-- Begin Material shown --
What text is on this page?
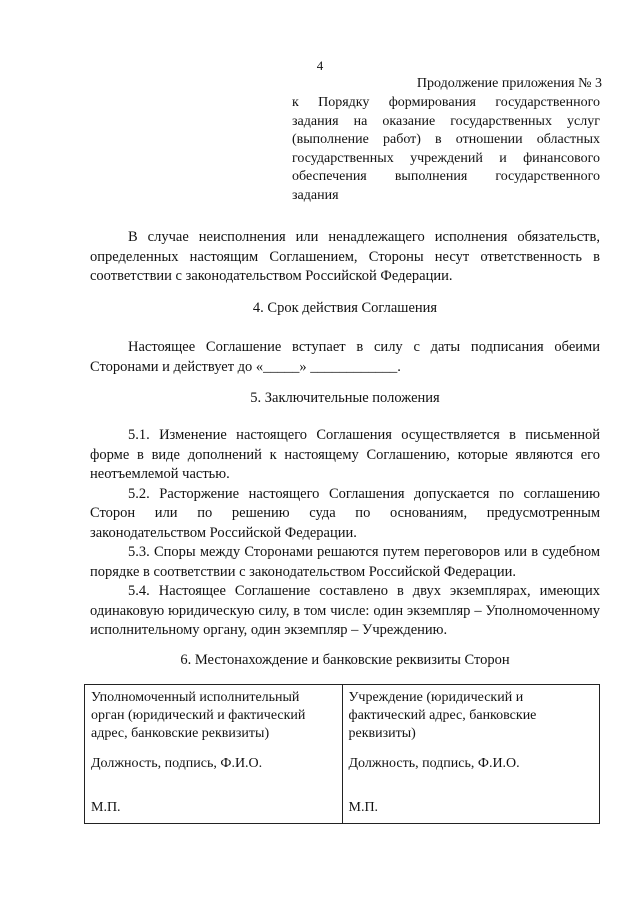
4
Продолжение приложения № 3
к Порядку формирования государственного задания на оказание государственных услуг (выполнение работ) в отношении областных государственных учреждений и финансового обеспечения выполнения государственного задания

В случае неисполнения или ненадлежащего исполнения обязательств, определенных настоящим Соглашением, Стороны несут ответственность в соответствии с законодательством Российской Федерации.

4. Срок действия Соглашения

Настоящее Соглашение вступает в силу с даты подписания обеими Сторонами и действует до «_____» ____________.

5. Заключительные положения

5.1. Изменение настоящего Соглашения осуществляется в письменной форме в виде дополнений к настоящему Соглашению, которые являются его неотъемлемой частью.

5.2. Расторжение настоящего Соглашения допускается по соглашению Сторон или по решению суда по основаниям, предусмотренным законодательством Российской Федерации.

5.3. Споры между Сторонами решаются путем переговоров или в судебном порядке в соответствии с законодательством Российской Федерации.

5.4. Настоящее Соглашение составлено в двух экземплярах, имеющих одинаковую юридическую силу, в том числе: один экземпляр – Уполномоченному исполнительному органу, один экземпляр – Учреждению.

6. Местонахождение и банковские реквизиты Сторон

Уполномоченный исполнительный орган (юридический и фактический адрес, банковские реквизиты)

Должность, подпись, Ф.И.О.

М.П.

Учреждение (юридический и фактический адрес, банковские реквизиты)

Должность, подпись, Ф.И.О.

М.П.
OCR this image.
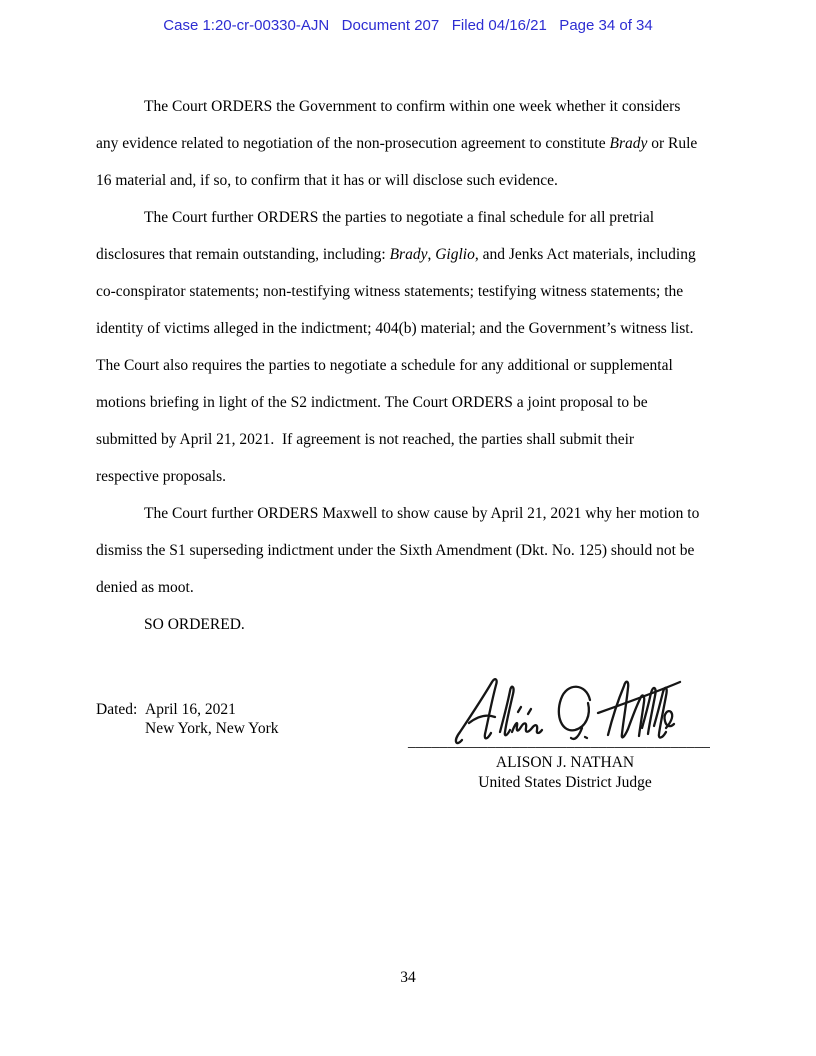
Case 1:20-cr-00330-AJN   Document 207   Filed 04/16/21   Page 34 of 34
The Court ORDERS the Government to confirm within one week whether it considers
any evidence related to negotiation of the non-prosecution agreement to constitute Brady or Rule
16 material and, if so, to confirm that it has or will disclose such evidence.
The Court further ORDERS the parties to negotiate a final schedule for all pretrial
disclosures that remain outstanding, including: Brady, Giglio, and Jenks Act materials, including
co-conspirator statements; non-testifying witness statements; testifying witness statements; the
identity of victims alleged in the indictment; 404(b) material; and the Government’s witness list.
The Court also requires the parties to negotiate a schedule for any additional or supplemental
motions briefing in light of the S2 indictment. The Court ORDERS a joint proposal to be
submitted by April 21, 2021.  If agreement is not reached, the parties shall submit their
respective proposals.
The Court further ORDERS Maxwell to show cause by April 21, 2021 why her motion to
dismiss the S1 superseding indictment under the Sixth Amendment (Dkt. No. 125) should not be
denied as moot.
SO ORDERED.
Dated: April 16, 2021
New York, New York
______________________________________
ALISON J. NATHAN
United States District Judge
34
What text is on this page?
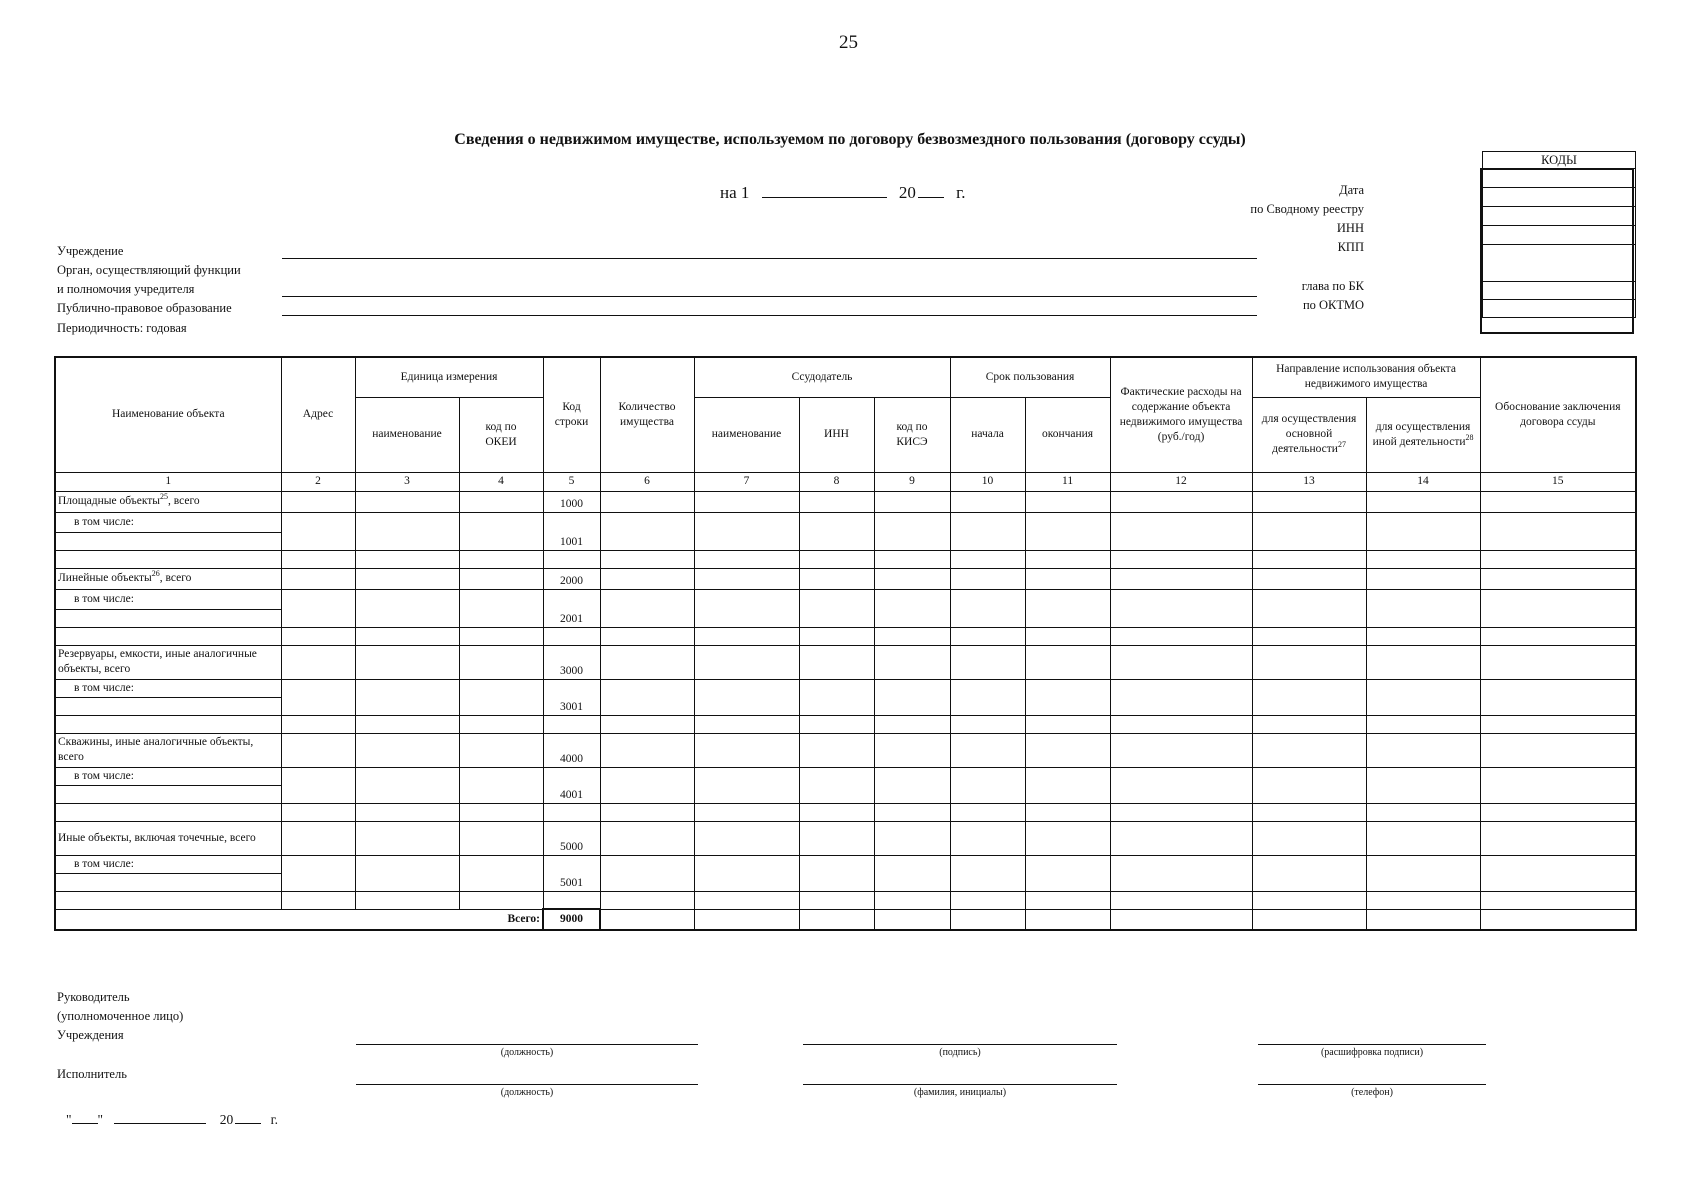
25
Сведения о недвижимом имуществе, используемом по договору безвозмездного пользования (договору ссуды)
на 1	20 г.
Учреждение
Орган, осуществляющий функции
и полномочия учредителя
Публично-правовое образование
Периодичность: годовая
Дата
по Сводному реестру
ИНН
КПП
глава по БК
по ОКТМО
КОДЫ

Наименование объекта	Адрес	Единица измерения		Код строки	Количество имущества	Ссудодатель			Срок пользования		Фактические расходы на содержание объекта недвижимого имущества (руб./год)	Направление использования объекта недвижимого имущества		Обоснование заключения договора ссуды
		наименование	код по ОКЕИ			наименование	ИНН	код по КИСЭ	начала	окончания		для осуществления основной деятельности$^{27}$	для осуществления иной деятельности$^{28}$
1	2	3	4	5	6	7	8	9	10	11	12	13	14	15
Площадные объекты$^{25}$, всего				1000										
в том числе:				1001										

Линейные объекты$^{26}$, всего				2000										
в том числе:				2001										

Резервуары, емкости, иные аналогичные объекты, всего				3000										
в том числе:				3001										

Скважины, иные аналогичные объекты, всего				4000										
в том числе:				4001										

Иные объекты, включая точечные, всего				5000										
в том числе:				5001										

Всего:				9000										
Руководитель
(уполномоченное лицо)
Учреждения
(должность)	(подпись)	(расшифровка подписи)
Исполнитель
(должность)	(фамилия, инициалы)	(телефон)
" "	20	г.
-- End Material shown --
Extract every line of the data exactly; pictures stay out.

• **The completed task**
What text is on this page?
4
Продолжение приложения № 3
к Порядку формирования государственного задания на оказание государственных услуг (выполнение работ) в отношении областных государственных учреждений и финансового обеспечения выполнения государственного задания

В случае неисполнения или ненадлежащего исполнения обязательств, определенных настоящим Соглашением, Стороны несут ответственность в соответствии с законодательством Российской Федерации.

4. Срок действия Соглашения

Настоящее Соглашение вступает в силу с даты подписания обеими Сторонами и действует до «_____» ____________.

5. Заключительные положения

5.1. Изменение настоящего Соглашения осуществляется в письменной форме в виде дополнений к настоящему Соглашению, которые являются его неотъемлемой частью.

5.2. Расторжение настоящего Соглашения допускается по соглашению Сторон или по решению суда по основаниям, предусмотренным законодательством Российской Федерации.

5.3. Споры между Сторонами решаются путем переговоров или в судебном порядке в соответствии с законодательством Российской Федерации.

5.4. Настоящее Соглашение составлено в двух экземплярах, имеющих одинаковую юридическую силу, в том числе: один экземпляр – Уполномоченному исполнительному органу, один экземпляр – Учреждению.

6. Местонахождение и банковские реквизиты Сторон

Уполномоченный исполнительный орган (юридический и фактический адрес, банковские реквизиты)

Должность, подпись, Ф.И.О.

М.П.

Учреждение (юридический и фактический адрес, банковские реквизиты)

Должность, подпись, Ф.И.О.

М.П.
OCR this image.
Case 1:20-cr-00330-AJN   Document 207   Filed 04/16/21   Page 34 of 34
The Court ORDERS the Government to confirm within one week whether it considers
any evidence related to negotiation of the non-prosecution agreement to constitute Brady or Rule
16 material and, if so, to confirm that it has or will disclose such evidence.
The Court further ORDERS the parties to negotiate a final schedule for all pretrial
disclosures that remain outstanding, including: Brady, Giglio, and Jenks Act materials, including
co-conspirator statements; non-testifying witness statements; testifying witness statements; the
identity of victims alleged in the indictment; 404(b) material; and the Government’s witness list.
The Court also requires the parties to negotiate a schedule for any additional or supplemental
motions briefing in light of the S2 indictment. The Court ORDERS a joint proposal to be
submitted by April 21, 2021.  If agreement is not reached, the parties shall submit their
respective proposals.
The Court further ORDERS Maxwell to show cause by April 21, 2021 why her motion to
dismiss the S1 superseding indictment under the Sixth Amendment (Dkt. No. 125) should not be
denied as moot.
SO ORDERED.
Dated: April 16, 2021
New York, New York
______________________________________
ALISON J. NATHAN
United States District Judge
34
What text is on this page?
25
Сведения о недвижимом имуществе, используемом по договору безвозмездного пользования (договору ссуды)
на 1	20 г.
Учреждение
Орган, осуществляющий функции
и полномочия учредителя
Публично-правовое образование
Периодичность: годовая
Дата
по Сводному реестру
ИНН
КПП
глава по БК
по ОКТМО
КОДЫ

Наименование объекта	Адрес	Единица измерения		Код строки	Количество имущества	Ссудодатель			Срок пользования		Фактические расходы на содержание объекта недвижимого имущества (руб./год)	Направление использования объекта недвижимого имущества		Обоснование заключения договора ссуды
		наименование	код по ОКЕИ			наименование	ИНН	код по КИСЭ	начала	окончания		для осуществления основной деятельности$^{27}$	для осуществления иной деятельности$^{28}$
1	2	3	4	5	6	7	8	9	10	11	12	13	14	15
Площадные объекты$^{25}$, всего				1000										
в том числе:				1001										

Линейные объекты$^{26}$, всего				2000										
в том числе:				2001										

Резервуары, емкости, иные аналогичные объекты, всего				3000										
в том числе:				3001										

Скважины, иные аналогичные объекты, всего				4000										
в том числе:				4001										

Иные объекты, включая точечные, всего				5000										
в том числе:				5001										

Всего:				9000										
Руководитель
(уполномоченное лицо)
Учреждения
(должность)	(подпись)	(расшифровка подписи)
Исполнитель
(должность)	(фамилия, инициалы)	(телефон)
" "	20	г.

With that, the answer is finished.